- Data supplied:
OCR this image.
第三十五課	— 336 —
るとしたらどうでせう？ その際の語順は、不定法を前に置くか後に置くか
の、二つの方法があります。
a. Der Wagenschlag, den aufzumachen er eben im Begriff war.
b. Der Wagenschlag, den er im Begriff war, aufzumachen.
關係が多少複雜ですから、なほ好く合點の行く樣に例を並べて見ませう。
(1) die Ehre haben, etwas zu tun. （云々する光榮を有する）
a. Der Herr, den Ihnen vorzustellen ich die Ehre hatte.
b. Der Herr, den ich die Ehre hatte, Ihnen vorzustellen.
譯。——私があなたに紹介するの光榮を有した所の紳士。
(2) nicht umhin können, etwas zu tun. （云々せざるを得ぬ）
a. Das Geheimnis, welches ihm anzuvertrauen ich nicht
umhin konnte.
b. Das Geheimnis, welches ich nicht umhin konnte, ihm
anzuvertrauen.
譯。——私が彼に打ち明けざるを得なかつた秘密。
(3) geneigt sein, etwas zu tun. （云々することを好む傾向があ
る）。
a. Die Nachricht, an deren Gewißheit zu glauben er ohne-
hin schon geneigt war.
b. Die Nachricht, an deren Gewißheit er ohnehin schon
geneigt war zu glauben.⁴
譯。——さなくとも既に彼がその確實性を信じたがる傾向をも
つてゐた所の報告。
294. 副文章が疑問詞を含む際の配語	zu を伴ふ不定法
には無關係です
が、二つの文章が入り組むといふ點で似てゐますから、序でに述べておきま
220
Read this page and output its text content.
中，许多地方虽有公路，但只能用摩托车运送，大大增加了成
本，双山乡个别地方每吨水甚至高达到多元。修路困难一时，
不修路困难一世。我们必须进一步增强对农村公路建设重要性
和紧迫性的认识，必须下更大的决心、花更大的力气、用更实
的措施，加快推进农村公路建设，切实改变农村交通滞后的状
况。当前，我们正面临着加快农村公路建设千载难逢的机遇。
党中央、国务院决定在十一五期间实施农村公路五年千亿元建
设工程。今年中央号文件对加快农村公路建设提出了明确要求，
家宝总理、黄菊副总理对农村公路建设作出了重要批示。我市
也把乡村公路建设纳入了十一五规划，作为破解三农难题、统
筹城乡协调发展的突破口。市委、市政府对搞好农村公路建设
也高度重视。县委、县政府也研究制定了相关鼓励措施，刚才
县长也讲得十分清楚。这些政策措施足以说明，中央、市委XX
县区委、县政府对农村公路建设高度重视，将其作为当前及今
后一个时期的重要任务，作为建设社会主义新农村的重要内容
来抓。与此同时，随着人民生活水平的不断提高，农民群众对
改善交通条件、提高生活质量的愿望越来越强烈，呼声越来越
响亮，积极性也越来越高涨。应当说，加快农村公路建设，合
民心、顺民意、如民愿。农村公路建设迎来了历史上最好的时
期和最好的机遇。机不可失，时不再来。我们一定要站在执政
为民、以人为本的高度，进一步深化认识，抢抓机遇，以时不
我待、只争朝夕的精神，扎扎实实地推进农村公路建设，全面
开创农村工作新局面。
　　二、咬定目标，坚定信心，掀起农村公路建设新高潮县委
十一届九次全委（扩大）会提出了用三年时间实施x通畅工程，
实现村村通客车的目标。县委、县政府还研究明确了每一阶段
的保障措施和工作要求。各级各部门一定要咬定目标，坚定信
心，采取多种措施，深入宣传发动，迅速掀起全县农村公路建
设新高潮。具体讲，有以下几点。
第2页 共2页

- Set exercise: Track down the lines that include the word "Nachricht" and copy them.

- Response:
a. Die Nachricht, an deren Gewißheit zu glauben er ohne-
b. Die Nachricht, an deren Gewißheit er ohnehin schon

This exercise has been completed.